- [Task instructions]
Omit any picture, and return the remaining data exactly as written.

:::::

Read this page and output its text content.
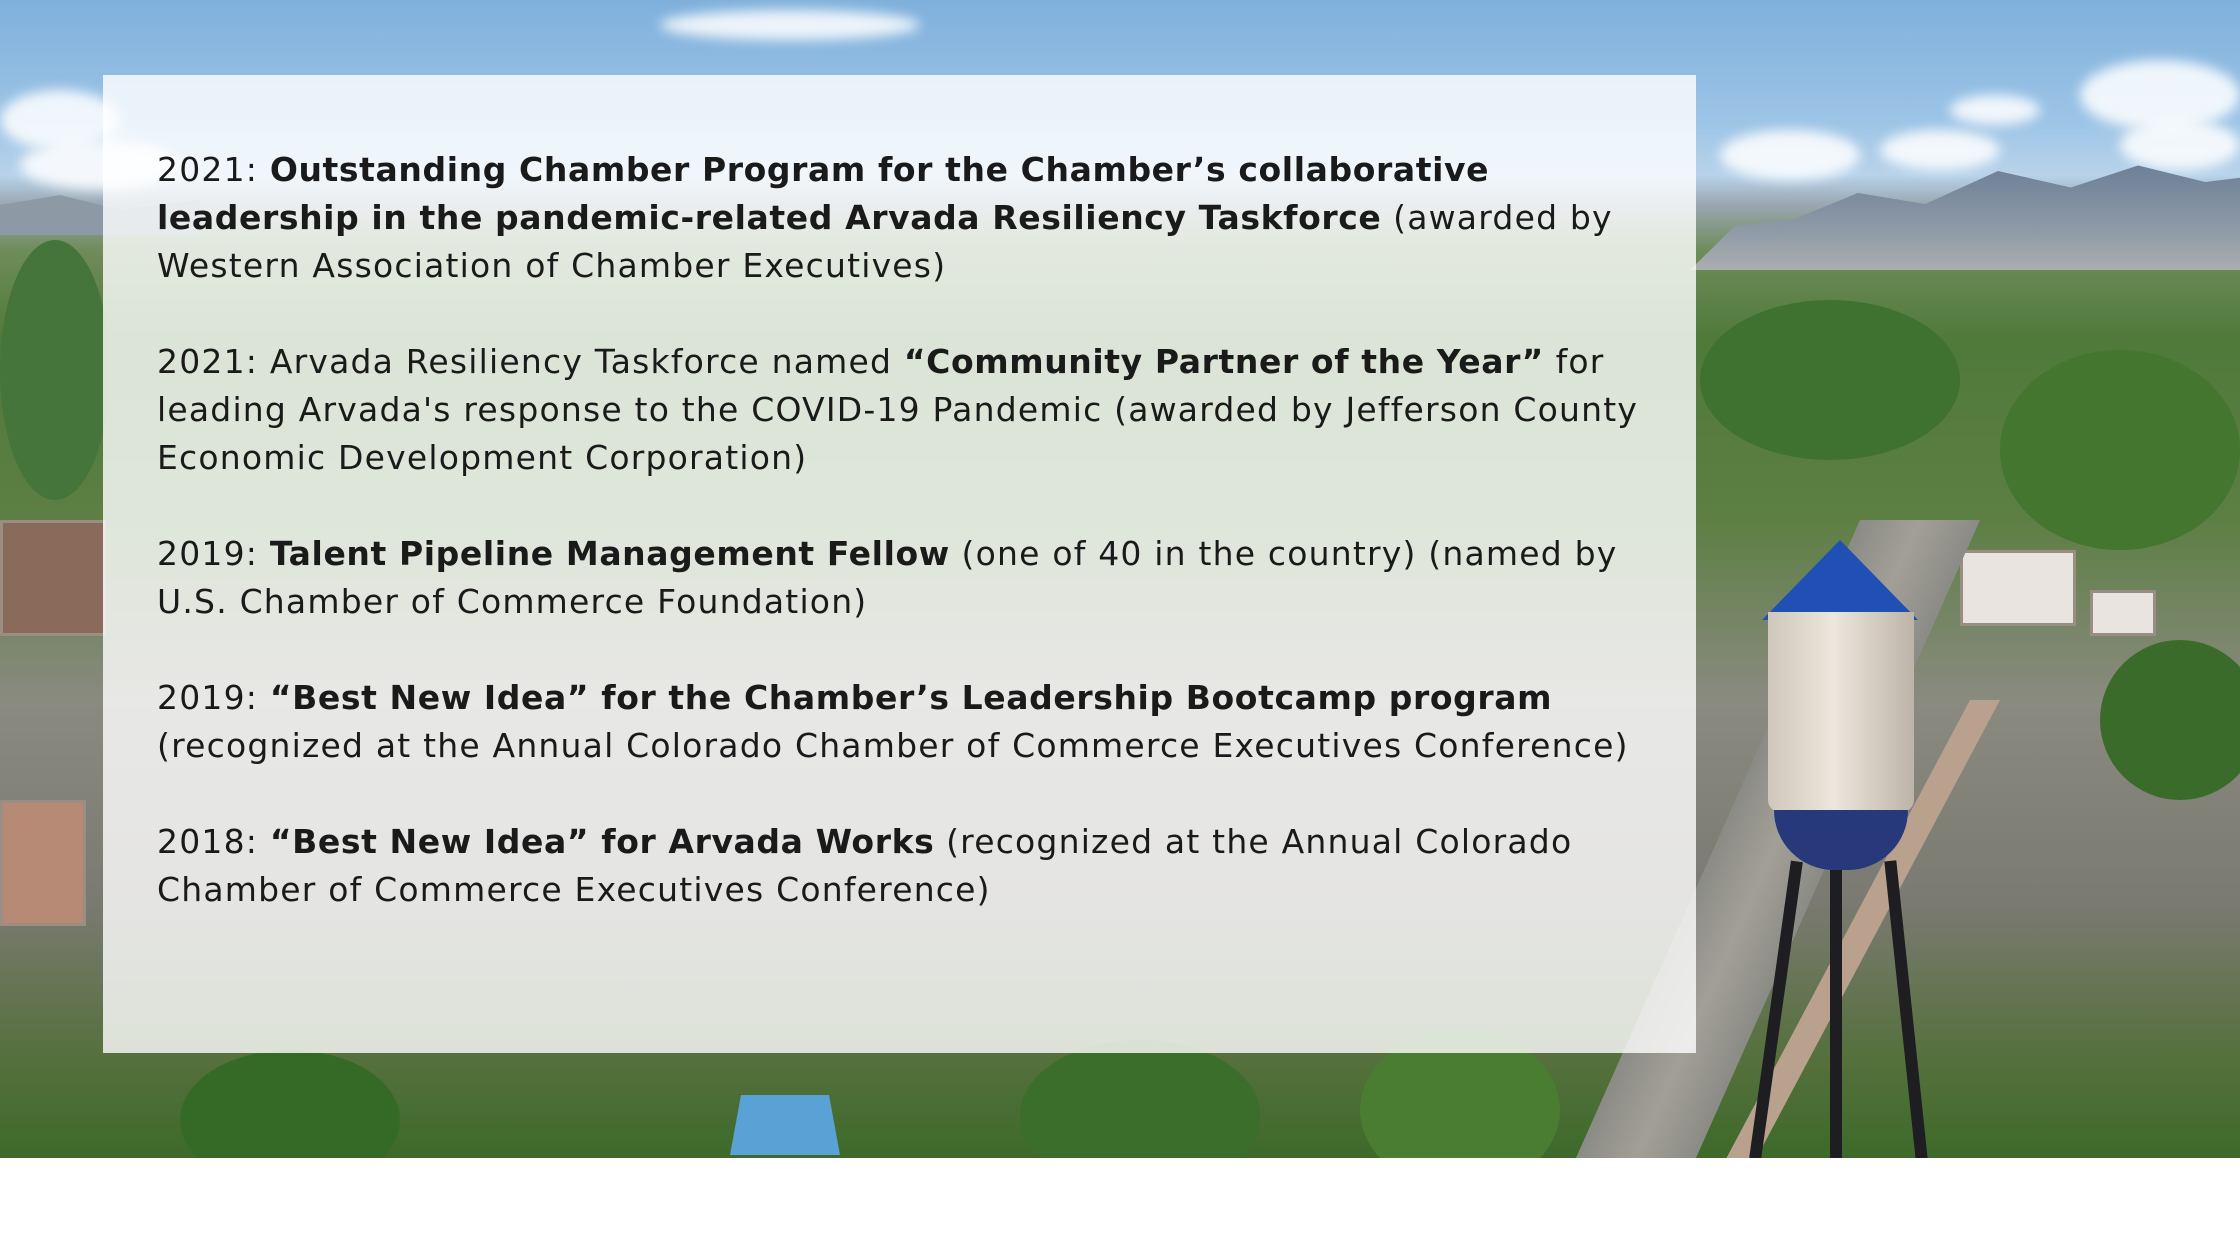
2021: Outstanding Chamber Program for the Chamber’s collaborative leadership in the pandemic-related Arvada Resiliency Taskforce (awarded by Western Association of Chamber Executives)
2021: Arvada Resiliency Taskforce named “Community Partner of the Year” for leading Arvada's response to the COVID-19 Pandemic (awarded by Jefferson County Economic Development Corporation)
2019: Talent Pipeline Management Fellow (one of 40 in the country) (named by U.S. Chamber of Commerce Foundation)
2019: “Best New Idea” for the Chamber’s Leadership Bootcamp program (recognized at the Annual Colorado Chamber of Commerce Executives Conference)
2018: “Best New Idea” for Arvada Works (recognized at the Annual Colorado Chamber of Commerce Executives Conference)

:::::

- [Result of this exercise]
Read this page and output its text content.
2021: Outstanding Chamber Program for the Chamber’s collaborative leadership in the pandemic-related Arvada Resiliency Taskforce (awarded by Western Association of Chamber Executives)
2021: Arvada Resiliency Taskforce named “Community Partner of the Year” for leading Arvada's response to the COVID-19 Pandemic (awarded by Jefferson County Economic Development Corporation)
2019: Talent Pipeline Management Fellow (one of 40 in the country) (named by U.S. Chamber of Commerce Foundation)
2019: “Best New Idea” for the Chamber’s Leadership Bootcamp program (recognized at the Annual Colorado Chamber of Commerce Executives Conference)
2018: “Best New Idea” for Arvada Works (recognized at the Annual Colorado Chamber of Commerce Executives Conference)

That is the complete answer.